Write out the data word for word, from its first line up to and including the line with "y-tick-label: 0% [59,333,102,364]".

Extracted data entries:
☆ ☆ ☆ ☆ ☆

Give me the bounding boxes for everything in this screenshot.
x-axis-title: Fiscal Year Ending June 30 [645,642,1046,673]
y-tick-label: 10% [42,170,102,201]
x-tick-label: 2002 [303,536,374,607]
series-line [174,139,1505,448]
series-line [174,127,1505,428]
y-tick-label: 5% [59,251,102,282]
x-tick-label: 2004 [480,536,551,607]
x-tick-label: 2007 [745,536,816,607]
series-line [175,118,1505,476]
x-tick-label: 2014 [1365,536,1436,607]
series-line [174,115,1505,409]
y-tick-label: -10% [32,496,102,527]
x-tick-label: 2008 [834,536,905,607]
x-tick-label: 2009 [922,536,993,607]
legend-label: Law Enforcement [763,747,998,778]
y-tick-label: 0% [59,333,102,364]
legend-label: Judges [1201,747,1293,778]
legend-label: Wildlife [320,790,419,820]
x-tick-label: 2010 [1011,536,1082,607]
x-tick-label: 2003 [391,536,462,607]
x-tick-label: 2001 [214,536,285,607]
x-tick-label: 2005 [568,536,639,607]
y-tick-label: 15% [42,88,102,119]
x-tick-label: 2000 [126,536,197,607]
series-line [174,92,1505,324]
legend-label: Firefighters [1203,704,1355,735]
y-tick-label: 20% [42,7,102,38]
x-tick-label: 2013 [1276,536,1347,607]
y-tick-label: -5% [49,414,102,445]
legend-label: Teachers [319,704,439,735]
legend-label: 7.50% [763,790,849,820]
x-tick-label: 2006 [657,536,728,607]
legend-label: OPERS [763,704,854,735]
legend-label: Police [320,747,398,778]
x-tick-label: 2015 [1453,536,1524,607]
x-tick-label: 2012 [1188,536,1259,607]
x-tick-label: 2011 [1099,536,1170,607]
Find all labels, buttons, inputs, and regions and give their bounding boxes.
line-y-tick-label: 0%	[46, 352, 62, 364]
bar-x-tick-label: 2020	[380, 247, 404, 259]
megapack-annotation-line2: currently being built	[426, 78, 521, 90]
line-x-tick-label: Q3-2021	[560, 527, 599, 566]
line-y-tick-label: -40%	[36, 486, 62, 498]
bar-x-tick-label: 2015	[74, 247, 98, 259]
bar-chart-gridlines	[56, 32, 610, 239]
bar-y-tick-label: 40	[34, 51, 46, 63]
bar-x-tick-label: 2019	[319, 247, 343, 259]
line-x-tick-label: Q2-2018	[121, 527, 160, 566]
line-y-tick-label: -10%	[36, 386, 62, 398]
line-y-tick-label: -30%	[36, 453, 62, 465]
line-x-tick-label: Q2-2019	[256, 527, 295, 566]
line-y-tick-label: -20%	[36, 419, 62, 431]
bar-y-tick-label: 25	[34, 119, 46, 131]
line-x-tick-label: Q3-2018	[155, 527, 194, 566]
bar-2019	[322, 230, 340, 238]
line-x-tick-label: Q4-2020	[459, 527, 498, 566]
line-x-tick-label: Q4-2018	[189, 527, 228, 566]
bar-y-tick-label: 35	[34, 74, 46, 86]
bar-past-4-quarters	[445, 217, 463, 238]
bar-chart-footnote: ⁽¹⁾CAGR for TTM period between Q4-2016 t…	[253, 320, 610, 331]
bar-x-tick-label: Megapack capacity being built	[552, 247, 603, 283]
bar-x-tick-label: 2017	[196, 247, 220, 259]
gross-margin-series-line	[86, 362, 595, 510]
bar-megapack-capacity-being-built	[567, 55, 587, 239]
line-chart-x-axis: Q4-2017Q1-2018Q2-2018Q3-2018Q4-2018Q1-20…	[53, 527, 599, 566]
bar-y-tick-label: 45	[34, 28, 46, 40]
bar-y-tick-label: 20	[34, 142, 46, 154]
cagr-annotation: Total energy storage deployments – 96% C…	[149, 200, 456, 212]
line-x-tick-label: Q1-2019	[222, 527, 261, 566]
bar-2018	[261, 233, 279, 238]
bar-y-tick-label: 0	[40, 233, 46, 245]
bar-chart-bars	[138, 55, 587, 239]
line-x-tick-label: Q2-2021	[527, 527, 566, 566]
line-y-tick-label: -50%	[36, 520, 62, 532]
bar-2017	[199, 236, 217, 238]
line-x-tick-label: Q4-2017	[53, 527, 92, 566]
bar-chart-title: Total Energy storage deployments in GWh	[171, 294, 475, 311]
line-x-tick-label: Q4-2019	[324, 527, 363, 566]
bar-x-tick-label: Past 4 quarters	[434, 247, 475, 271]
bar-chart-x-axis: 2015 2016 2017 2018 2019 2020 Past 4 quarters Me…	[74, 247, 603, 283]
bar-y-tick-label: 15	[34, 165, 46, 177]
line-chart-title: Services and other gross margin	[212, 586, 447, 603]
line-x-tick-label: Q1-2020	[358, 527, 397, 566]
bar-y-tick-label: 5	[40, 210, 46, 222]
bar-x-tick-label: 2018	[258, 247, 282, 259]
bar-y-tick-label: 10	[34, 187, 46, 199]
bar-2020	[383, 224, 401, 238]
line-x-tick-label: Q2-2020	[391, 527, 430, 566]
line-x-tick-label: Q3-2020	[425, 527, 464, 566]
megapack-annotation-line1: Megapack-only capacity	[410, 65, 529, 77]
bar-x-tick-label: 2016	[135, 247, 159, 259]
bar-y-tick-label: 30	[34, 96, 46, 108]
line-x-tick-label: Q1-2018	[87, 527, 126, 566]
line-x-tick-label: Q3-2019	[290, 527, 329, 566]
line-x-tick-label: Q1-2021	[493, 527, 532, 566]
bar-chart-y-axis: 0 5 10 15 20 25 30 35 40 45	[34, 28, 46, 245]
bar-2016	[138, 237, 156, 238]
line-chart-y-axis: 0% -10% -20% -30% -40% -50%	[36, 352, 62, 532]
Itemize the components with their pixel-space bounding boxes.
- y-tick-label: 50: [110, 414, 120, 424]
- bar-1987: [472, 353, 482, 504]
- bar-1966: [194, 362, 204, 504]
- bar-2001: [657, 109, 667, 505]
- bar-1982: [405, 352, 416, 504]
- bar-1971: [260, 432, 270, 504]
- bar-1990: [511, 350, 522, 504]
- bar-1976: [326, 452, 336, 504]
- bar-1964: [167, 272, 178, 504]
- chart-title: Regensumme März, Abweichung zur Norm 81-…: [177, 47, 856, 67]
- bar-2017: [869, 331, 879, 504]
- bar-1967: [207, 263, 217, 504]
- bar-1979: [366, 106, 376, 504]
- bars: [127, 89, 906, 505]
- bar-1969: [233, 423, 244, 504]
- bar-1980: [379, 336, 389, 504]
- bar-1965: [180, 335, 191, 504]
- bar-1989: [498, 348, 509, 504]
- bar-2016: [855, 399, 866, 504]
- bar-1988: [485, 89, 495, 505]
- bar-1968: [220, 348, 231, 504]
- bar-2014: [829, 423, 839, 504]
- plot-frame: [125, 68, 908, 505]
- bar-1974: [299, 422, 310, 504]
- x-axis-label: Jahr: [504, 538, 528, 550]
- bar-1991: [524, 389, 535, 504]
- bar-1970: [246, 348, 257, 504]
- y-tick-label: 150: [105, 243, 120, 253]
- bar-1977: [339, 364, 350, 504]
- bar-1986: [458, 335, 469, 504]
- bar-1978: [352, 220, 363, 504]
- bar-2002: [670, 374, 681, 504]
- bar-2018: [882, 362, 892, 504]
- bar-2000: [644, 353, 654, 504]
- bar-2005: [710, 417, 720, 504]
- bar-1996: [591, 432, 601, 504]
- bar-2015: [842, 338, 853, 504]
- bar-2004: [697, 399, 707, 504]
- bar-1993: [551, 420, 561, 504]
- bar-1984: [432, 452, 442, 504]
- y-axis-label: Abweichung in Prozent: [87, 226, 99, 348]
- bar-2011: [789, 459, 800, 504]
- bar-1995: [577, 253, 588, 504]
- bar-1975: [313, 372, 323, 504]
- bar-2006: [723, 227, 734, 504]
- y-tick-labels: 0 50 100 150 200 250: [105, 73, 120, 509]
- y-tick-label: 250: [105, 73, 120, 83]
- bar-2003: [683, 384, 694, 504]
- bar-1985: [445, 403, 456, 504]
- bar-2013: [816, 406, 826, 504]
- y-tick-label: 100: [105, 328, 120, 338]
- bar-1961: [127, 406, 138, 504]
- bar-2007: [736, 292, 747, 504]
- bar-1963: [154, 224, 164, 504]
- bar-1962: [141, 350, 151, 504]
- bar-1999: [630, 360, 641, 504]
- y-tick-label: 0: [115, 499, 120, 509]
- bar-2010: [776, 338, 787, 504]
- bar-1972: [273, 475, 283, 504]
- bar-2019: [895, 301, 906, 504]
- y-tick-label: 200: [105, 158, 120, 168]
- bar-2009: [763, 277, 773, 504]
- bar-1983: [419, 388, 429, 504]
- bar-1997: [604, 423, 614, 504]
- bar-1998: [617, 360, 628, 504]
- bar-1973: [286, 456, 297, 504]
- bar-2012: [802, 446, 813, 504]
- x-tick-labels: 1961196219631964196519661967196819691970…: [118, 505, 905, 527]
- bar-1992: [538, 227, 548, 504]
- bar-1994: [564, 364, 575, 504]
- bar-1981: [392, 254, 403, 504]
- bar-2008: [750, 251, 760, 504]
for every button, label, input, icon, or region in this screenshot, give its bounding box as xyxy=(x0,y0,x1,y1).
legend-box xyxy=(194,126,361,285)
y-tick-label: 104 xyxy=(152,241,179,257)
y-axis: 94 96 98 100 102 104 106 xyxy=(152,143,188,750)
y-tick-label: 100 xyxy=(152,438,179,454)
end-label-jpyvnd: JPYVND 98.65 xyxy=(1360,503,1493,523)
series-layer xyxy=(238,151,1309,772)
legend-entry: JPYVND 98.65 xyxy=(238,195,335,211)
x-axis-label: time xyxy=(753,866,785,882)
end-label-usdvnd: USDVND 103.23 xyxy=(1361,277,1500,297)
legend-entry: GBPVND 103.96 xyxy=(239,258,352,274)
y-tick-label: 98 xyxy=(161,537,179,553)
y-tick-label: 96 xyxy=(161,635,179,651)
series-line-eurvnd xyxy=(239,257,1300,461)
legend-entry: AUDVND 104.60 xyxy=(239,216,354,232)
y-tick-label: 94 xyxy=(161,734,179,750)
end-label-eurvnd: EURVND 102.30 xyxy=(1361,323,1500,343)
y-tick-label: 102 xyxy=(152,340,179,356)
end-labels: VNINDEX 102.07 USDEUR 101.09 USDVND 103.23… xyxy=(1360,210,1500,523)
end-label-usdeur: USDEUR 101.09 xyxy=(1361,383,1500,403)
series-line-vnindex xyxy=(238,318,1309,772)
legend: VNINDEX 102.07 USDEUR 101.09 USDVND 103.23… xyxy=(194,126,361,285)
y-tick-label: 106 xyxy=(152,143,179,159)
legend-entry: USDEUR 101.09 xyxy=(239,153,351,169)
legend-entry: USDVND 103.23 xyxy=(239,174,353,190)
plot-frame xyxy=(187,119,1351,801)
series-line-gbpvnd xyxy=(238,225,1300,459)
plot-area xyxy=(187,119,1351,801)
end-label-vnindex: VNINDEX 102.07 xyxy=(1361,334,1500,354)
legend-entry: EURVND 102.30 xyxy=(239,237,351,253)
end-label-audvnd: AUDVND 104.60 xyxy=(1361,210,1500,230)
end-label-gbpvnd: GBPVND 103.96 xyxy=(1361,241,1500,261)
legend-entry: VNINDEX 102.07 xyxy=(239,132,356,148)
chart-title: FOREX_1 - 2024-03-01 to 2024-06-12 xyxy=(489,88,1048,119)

☆ ☆ ☆ ☆ ☆

COMPLETE ANSWER
Give me the bounding boxes for everything in this screenshot.
x-axis-title: Fiscal Year Ending June 30 [645,642,1046,673]
y-tick-label: 10% [42,170,102,201]
x-tick-label: 2002 [303,536,374,607]
series-line [174,139,1505,448]
series-line [174,127,1505,428]
y-tick-label: 5% [59,251,102,282]
x-tick-label: 2004 [480,536,551,607]
x-tick-label: 2007 [745,536,816,607]
series-line [175,118,1505,476]
x-tick-label: 2014 [1365,536,1436,607]
series-line [174,115,1505,409]
y-tick-label: -10% [32,496,102,527]
x-tick-label: 2008 [834,536,905,607]
x-tick-label: 2009 [922,536,993,607]
legend-label: Law Enforcement [763,747,998,778]
y-tick-label: 0% [59,333,102,364]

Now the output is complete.